Search the data for the string "Criteria" and gather each line it is in.

▼

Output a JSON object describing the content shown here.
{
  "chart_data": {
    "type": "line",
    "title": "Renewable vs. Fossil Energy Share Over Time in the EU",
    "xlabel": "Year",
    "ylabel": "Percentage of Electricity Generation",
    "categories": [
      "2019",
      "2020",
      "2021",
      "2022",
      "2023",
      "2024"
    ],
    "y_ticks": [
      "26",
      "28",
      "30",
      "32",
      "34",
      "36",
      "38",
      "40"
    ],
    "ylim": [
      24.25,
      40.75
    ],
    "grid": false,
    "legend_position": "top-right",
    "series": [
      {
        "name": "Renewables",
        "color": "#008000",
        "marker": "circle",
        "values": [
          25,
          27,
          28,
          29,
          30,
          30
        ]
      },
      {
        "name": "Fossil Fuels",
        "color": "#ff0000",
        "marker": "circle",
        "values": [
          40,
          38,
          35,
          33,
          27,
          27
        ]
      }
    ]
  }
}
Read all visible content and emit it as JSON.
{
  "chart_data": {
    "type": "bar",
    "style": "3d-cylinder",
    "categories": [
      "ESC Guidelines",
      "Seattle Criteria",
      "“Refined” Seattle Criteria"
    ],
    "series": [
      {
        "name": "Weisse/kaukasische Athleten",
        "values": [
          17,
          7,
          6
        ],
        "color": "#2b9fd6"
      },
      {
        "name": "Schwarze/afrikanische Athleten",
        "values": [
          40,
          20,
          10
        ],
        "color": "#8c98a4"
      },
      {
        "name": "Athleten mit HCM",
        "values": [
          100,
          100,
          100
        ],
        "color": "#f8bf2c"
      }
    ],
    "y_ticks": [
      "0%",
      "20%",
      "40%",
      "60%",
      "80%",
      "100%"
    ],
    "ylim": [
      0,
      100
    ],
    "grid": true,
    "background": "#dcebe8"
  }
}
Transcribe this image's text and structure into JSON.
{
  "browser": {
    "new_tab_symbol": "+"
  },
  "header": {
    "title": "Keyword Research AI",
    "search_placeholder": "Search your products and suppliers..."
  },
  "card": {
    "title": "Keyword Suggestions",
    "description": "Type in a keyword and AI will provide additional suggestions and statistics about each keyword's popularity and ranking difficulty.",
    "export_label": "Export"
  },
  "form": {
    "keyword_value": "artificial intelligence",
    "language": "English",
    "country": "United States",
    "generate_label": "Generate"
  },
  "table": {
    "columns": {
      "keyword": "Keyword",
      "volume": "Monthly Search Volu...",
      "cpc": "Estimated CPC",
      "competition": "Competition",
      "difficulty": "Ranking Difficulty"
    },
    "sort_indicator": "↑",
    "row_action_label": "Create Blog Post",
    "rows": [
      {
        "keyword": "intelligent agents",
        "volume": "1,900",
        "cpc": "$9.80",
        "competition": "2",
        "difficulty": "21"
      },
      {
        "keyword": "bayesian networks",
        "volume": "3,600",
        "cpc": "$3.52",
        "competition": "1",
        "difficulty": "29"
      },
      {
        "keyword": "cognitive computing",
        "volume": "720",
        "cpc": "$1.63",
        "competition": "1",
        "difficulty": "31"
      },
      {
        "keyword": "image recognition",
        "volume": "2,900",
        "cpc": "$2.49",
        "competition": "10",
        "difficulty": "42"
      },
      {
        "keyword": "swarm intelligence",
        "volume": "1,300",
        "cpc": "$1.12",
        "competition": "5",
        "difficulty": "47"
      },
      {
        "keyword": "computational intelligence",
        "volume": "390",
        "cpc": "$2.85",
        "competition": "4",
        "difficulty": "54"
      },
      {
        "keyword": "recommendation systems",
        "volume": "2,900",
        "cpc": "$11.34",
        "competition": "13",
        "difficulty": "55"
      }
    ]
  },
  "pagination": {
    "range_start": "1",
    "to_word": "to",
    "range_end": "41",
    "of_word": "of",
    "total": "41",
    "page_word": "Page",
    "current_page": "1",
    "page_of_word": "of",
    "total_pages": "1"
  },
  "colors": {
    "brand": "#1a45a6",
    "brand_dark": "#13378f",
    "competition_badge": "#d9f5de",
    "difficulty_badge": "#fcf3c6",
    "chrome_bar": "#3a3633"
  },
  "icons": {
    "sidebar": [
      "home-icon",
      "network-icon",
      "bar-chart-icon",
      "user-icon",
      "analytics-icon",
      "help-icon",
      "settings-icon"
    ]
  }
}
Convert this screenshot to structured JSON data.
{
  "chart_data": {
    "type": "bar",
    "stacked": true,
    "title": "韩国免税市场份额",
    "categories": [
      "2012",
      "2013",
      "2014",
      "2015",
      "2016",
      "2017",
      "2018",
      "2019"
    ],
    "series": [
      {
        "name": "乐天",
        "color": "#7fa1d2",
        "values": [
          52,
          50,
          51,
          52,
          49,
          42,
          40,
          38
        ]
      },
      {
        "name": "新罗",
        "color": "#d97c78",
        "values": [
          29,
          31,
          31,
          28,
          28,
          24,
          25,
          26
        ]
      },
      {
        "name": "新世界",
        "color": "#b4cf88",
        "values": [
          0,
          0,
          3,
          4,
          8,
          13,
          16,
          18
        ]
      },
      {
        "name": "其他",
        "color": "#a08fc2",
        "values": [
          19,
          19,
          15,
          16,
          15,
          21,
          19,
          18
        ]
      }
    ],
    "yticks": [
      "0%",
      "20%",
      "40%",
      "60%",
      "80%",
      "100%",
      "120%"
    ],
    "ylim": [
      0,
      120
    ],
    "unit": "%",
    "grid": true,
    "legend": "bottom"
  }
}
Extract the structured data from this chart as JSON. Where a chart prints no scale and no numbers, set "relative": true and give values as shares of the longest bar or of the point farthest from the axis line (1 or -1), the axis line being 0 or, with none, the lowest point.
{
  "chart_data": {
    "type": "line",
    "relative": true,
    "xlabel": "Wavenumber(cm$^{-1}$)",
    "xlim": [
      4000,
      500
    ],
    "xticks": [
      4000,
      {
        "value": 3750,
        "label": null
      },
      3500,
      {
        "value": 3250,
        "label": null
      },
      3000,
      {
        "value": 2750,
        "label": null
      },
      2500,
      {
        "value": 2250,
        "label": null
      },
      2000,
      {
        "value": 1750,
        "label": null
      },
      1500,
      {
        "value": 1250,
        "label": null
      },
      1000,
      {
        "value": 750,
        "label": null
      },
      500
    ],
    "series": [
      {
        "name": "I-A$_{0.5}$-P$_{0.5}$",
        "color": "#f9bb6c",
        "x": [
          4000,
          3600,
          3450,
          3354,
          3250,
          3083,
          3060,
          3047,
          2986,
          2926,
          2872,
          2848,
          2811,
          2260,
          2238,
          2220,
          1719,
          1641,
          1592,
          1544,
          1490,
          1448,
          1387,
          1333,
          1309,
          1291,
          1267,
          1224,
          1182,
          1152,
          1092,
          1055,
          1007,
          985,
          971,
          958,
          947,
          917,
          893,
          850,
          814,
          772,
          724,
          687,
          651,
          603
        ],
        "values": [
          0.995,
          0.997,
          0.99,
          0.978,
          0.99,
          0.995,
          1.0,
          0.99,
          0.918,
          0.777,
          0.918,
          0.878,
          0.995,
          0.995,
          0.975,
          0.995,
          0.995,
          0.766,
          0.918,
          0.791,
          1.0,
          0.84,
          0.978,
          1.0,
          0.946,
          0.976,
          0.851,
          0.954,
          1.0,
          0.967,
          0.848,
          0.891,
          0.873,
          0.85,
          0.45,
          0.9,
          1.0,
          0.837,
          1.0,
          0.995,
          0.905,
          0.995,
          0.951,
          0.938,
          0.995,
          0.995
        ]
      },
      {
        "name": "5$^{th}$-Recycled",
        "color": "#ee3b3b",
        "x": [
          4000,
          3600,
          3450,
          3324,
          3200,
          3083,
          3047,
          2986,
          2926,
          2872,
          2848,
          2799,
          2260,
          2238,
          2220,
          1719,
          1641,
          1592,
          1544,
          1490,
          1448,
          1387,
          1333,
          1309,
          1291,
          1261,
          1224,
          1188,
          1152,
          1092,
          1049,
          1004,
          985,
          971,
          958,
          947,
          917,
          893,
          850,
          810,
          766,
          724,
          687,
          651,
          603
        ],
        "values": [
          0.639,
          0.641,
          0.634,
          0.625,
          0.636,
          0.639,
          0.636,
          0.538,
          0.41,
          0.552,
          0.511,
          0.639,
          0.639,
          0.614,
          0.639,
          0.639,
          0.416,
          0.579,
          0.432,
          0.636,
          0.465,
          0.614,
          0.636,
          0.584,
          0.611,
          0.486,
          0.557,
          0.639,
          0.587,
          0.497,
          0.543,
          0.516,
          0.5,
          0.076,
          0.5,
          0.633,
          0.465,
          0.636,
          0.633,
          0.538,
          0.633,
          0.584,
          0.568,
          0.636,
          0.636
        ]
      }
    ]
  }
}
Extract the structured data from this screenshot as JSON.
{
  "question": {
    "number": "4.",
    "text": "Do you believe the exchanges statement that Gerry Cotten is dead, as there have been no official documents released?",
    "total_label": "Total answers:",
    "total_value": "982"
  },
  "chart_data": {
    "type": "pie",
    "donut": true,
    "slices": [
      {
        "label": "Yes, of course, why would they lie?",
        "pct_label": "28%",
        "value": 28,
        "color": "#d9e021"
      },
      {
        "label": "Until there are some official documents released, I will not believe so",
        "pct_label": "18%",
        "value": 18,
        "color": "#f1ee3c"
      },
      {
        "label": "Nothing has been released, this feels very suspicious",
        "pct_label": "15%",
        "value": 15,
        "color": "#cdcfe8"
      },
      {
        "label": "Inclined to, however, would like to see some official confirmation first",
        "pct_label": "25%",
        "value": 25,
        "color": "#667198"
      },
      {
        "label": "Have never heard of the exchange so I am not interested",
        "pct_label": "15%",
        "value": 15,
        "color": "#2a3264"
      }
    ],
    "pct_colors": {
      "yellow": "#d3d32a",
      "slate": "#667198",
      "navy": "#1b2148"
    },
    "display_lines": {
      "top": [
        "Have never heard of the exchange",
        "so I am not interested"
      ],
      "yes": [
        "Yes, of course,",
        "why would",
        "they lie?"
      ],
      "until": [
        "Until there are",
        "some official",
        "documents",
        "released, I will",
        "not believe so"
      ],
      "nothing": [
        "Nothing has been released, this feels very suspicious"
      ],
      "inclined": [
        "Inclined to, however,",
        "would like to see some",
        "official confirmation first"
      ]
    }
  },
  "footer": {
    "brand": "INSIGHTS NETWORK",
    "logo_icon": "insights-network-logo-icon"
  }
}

▲

## [ANSWER TO THIS TASK]
      "Seattle Criteria",
      "“Refined” Seattle Criteria"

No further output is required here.